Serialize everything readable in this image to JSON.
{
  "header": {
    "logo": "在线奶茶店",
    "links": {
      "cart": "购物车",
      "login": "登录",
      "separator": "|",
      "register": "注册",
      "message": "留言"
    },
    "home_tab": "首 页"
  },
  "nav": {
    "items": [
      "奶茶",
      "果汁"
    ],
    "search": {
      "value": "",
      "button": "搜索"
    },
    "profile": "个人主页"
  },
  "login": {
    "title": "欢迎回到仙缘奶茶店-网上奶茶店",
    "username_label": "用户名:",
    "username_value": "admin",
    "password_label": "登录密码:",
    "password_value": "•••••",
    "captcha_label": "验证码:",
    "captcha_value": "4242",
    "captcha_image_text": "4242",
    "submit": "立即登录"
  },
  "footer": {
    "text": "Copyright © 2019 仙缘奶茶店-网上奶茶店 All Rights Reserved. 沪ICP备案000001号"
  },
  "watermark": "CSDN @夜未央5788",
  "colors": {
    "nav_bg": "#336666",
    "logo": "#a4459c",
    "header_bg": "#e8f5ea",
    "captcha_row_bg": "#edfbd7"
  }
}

━━━━━━

Pull every line containing "网上奶茶店" out of the data above.

◆ Output of the exercise ◆
    "title": "欢迎回到仙缘奶茶店-网上奶茶店",
    "text": "Copyright © 2019 仙缘奶茶店-网上奶茶店 All Rights Reserved. 沪ICP备案000001号"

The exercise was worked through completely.